Problem to work on ::
Give all of the lines again exactly as they read.

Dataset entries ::
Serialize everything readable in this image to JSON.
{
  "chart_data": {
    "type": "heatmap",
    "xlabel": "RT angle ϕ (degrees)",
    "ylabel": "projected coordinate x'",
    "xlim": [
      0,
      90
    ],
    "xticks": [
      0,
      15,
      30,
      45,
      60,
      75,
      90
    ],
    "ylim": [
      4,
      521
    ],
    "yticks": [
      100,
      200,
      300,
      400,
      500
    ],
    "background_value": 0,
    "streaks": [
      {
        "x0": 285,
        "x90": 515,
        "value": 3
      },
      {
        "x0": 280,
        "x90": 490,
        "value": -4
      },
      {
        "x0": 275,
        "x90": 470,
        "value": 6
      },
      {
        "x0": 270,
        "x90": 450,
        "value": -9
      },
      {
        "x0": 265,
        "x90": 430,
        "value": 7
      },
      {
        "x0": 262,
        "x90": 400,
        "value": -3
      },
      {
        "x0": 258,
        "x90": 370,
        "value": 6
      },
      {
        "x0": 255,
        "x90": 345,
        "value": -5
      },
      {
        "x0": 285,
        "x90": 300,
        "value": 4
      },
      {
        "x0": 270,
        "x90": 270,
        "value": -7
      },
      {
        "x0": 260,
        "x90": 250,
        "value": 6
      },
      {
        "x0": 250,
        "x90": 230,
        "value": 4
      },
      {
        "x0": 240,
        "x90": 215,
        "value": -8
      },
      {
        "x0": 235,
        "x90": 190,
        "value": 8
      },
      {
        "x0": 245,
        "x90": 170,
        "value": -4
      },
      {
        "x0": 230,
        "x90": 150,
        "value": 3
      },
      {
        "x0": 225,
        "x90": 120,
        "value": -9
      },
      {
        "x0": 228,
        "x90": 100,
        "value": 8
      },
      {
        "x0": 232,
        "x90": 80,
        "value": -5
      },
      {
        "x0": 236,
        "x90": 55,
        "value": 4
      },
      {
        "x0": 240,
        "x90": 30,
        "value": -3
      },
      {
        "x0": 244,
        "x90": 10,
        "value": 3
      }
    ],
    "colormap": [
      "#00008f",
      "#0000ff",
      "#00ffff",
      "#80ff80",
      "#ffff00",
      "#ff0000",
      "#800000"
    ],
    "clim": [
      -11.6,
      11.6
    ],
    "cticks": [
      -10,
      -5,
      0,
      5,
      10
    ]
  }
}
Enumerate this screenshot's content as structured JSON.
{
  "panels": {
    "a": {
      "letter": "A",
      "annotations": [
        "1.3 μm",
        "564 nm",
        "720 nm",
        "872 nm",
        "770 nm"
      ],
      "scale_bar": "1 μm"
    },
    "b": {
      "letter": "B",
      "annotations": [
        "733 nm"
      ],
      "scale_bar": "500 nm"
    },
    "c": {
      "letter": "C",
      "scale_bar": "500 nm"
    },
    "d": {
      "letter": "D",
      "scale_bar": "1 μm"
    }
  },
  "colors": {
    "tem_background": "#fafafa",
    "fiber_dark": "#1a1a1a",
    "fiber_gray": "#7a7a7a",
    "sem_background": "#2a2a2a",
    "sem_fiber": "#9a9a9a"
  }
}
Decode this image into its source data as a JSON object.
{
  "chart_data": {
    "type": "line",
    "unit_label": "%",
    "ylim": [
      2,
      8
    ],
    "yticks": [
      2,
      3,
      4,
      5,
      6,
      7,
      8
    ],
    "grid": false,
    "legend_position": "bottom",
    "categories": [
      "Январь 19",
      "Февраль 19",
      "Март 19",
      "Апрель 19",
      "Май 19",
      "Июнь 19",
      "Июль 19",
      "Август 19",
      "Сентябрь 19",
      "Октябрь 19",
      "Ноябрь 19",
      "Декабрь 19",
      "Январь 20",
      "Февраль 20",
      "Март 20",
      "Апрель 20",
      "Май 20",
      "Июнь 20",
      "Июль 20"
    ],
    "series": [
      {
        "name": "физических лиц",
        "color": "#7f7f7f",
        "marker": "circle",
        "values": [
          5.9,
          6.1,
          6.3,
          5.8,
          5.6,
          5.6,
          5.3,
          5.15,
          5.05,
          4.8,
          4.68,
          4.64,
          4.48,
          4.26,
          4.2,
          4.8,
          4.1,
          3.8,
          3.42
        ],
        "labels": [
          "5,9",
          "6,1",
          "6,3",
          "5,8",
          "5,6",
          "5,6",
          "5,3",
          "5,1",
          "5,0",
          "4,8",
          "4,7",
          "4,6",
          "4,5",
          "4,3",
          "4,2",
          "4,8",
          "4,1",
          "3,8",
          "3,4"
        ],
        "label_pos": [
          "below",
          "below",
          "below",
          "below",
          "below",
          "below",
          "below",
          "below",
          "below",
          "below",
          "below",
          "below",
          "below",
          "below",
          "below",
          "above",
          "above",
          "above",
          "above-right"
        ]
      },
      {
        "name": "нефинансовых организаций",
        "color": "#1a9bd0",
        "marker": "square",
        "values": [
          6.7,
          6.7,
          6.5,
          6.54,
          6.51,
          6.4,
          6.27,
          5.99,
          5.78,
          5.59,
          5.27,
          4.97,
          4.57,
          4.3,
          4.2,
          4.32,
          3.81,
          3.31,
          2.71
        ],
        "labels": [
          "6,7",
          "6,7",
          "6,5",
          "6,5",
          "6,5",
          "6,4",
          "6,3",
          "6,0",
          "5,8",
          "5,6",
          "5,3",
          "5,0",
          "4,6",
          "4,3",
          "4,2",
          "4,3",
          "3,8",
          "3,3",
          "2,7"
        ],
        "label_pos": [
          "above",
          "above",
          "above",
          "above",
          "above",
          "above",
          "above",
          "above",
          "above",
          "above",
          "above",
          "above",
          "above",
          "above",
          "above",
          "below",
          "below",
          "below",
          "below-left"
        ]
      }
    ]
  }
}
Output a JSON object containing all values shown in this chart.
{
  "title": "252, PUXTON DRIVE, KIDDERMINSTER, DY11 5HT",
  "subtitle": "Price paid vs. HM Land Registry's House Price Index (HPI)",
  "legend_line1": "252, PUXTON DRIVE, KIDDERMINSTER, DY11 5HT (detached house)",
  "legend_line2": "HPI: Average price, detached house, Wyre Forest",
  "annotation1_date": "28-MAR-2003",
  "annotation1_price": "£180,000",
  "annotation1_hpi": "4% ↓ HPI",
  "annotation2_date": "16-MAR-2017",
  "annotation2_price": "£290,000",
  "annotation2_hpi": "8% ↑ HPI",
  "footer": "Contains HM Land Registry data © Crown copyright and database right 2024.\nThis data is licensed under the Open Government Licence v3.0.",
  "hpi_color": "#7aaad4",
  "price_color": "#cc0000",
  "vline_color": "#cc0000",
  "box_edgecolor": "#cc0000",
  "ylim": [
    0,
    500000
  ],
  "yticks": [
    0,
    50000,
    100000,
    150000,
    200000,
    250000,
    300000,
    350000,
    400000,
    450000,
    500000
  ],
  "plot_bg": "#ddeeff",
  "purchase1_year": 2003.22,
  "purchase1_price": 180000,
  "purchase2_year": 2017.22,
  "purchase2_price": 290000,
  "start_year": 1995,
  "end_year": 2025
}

Solution ::
Serialize everything readable in this image to JSON.
{
  "chart_data": {
    "type": "heatmap",
    "xlabel": "RT angle ϕ (degrees)",
    "ylabel": "projected coordinate x'",
    "xlim": [
      0,
      90
    ],
    "xticks": [
      0,
      15,
      30,
      45,
      60,
      75,
      90
    ],
    "ylim": [
      4,
      521
    ],
    "yticks": [
      100,
      200,
      300,
      400,
      500
    ],
    "background_value": 0,
    "streaks": [
      {
        "x0": 285,
        "x90": 515,
        "value": 3
      },
      {
        "x0": 280,
        "x90": 490,
        "value": -4
      },
      {
        "x0": 275,
        "x90": 470,
        "value": 6
      },
      {
        "x0": 270,
        "x90": 450,
        "value": -9
      },
      {
        "x0": 265,
        "x90": 430,
        "value": 7
      },
      {
        "x0": 262,
        "x90": 400,
        "value": -3
      },
      {
        "x0": 258,
        "x90": 370,
        "value": 6
      },
      {
        "x0": 255,
        "x90": 345,
        "value": -5
      },
      {
        "x0": 285,
        "x90": 300,
        "value": 4
      },
      {
        "x0": 270,
        "x90": 270,
        "value": -7
      },
      {
        "x0": 260,
        "x90": 250,
        "value": 6
      },
      {
        "x0": 250,
        "x90": 230,
        "value": 4
      },
      {
        "x0": 240,
        "x90": 215,
        "value": -8
      },
      {
        "x0": 235,
        "x90": 190,
        "value": 8
      },
      {
        "x0": 245,
        "x90": 170,
        "value": -4
      },
      {
        "x0": 230,
        "x90": 150,
        "value": 3
      },
      {
        "x0": 225,
        "x90": 120,
        "value": -9
      },
      {
        "x0": 228,
        "x90": 100,
        "value": 8
      },
      {
        "x0": 232,
        "x90": 80,
        "value": -5
      },
      {
        "x0": 236,
        "x90": 55,
        "value": 4
      },
      {
        "x0": 240,
        "x90": 30,
        "value": -3
      },
      {
        "x0": 244,
        "x90": 10,
        "value": 3
      }
    ],
    "colormap": [
      "#00008f",
      "#0000ff",
      "#00ffff",
      "#80ff80",
      "#ffff00",
      "#ff0000",
      "#800000"
    ],
    "clim": [
      -11.6,
      11.6
    ],
    "cticks": [
      -10,
      -5,
      0,
      5,
      10
    ]
  }
}
Enumerate this screenshot's content as structured JSON.
{
  "panels": {
    "a": {
      "letter": "A",
      "annotations": [
        "1.3 μm",
        "564 nm",
        "720 nm",
        "872 nm",
        "770 nm"
      ],
      "scale_bar": "1 μm"
    },
    "b": {
      "letter": "B",
      "annotations": [
        "733 nm"
      ],
      "scale_bar": "500 nm"
    },
    "c": {
      "letter": "C",
      "scale_bar": "500 nm"
    },
    "d": {
      "letter": "D",
      "scale_bar": "1 μm"
    }
  },
  "colors": {
    "tem_background": "#fafafa",
    "fiber_dark": "#1a1a1a",
    "fiber_gray": "#7a7a7a",
    "sem_background": "#2a2a2a",
    "sem_fiber": "#9a9a9a"
  }
}
Decode this image into its source data as a JSON object.
{
  "chart_data": {
    "type": "line",
    "unit_label": "%",
    "ylim": [
      2,
      8
    ],
    "yticks": [
      2,
      3,
      4,
      5,
      6,
      7,
      8
    ],
    "grid": false,
    "legend_position": "bottom",
    "categories": [
      "Январь 19",
      "Февраль 19",
      "Март 19",
      "Апрель 19",
      "Май 19",
      "Июнь 19",
      "Июль 19",
      "Август 19",
      "Сентябрь 19",
      "Октябрь 19",
      "Ноябрь 19",
      "Декабрь 19",
      "Январь 20",
      "Февраль 20",
      "Март 20",
      "Апрель 20",
      "Май 20",
      "Июнь 20",
      "Июль 20"
    ],
    "series": [
      {
        "name": "физических лиц",
        "color": "#7f7f7f",
        "marker": "circle",
        "values": [
          5.9,
          6.1,
          6.3,
          5.8,
          5.6,
          5.6,
          5.3,
          5.15,
          5.05,
          4.8,
          4.68,
          4.64,
          4.48,
          4.26,
          4.2,
          4.8,
          4.1,
          3.8,
          3.42
        ],
        "labels": [
          "5,9",
          "6,1",
          "6,3",
          "5,8",
          "5,6",
          "5,6",
          "5,3",
          "5,1",
          "5,0",
          "4,8",
          "4,7",
          "4,6",
          "4,5",
          "4,3",
          "4,2",
          "4,8",
          "4,1",
          "3,8",
          "3,4"
        ],
        "label_pos": [
          "below",
          "below",
          "below",
          "below",
          "below",
          "below",
          "below",
          "below",
          "below",
          "below",
          "below",
          "below",
          "below",
          "below",
          "below",
          "above",
          "above",
          "above",
          "above-right"
        ]
      },
      {
        "name": "нефинансовых организаций",
        "color": "#1a9bd0",
        "marker": "square",
        "values": [
          6.7,
          6.7,
          6.5,
          6.54,
          6.51,
          6.4,
          6.27,
          5.99,
          5.78,
          5.59,
          5.27,
          4.97,
          4.57,
          4.3,
          4.2,
          4.32,
          3.81,
          3.31,
          2.71
        ],
        "labels": [
          "6,7",
          "6,7",
          "6,5",
          "6,5",
          "6,5",
          "6,4",
          "6,3",
          "6,0",
          "5,8",
          "5,6",
          "5,3",
          "5,0",
          "4,6",
          "4,3",
          "4,2",
          "4,3",
          "3,8",
          "3,3",
          "2,7"
        ],
        "label_pos": [
          "above",
          "above",
          "above",
          "above",
          "above",
          "above",
          "above",
          "above",
          "above",
          "above",
          "above",
          "above",
          "above",
          "above",
          "above",
          "below",
          "below",
          "below",
          "below-left"
        ]
      }
    ]
  }
}
Output a JSON object containing all values shown in this chart.
{
  "title": "252, PUXTON DRIVE, KIDDERMINSTER, DY11 5HT",
  "subtitle": "Price paid vs. HM Land Registry's House Price Index (HPI)",
  "legend_line1": "252, PUXTON DRIVE, KIDDERMINSTER, DY11 5HT (detached house)",
  "legend_line2": "HPI: Average price, detached house, Wyre Forest",
  "annotation1_date": "28-MAR-2003",
  "annotation1_price": "£180,000",
  "annotation1_hpi": "4% ↓ HPI",
  "annotation2_date": "16-MAR-2017",
  "annotation2_price": "£290,000",
  "annotation2_hpi": "8% ↑ HPI",
  "footer": "Contains HM Land Registry data © Crown copyright and database right 2024.\nThis data is licensed under the Open Government Licence v3.0.",
  "hpi_color": "#7aaad4",
  "price_color": "#cc0000",
  "vline_color": "#cc0000",
  "box_edgecolor": "#cc0000",
  "ylim": [
    0,
    500000
  ],
  "yticks": [
    0,
    50000,
    100000,
    150000,
    200000,
    250000,
    300000,
    350000,
    400000,
    450000,
    500000
  ],
  "plot_bg": "#ddeeff",
  "purchase1_year": 2003.22,
  "purchase1_price": 180000,
  "purchase2_year": 2017.22,
  "purchase2_price": 290000,
  "start_year": 1995,
  "end_year": 2025
}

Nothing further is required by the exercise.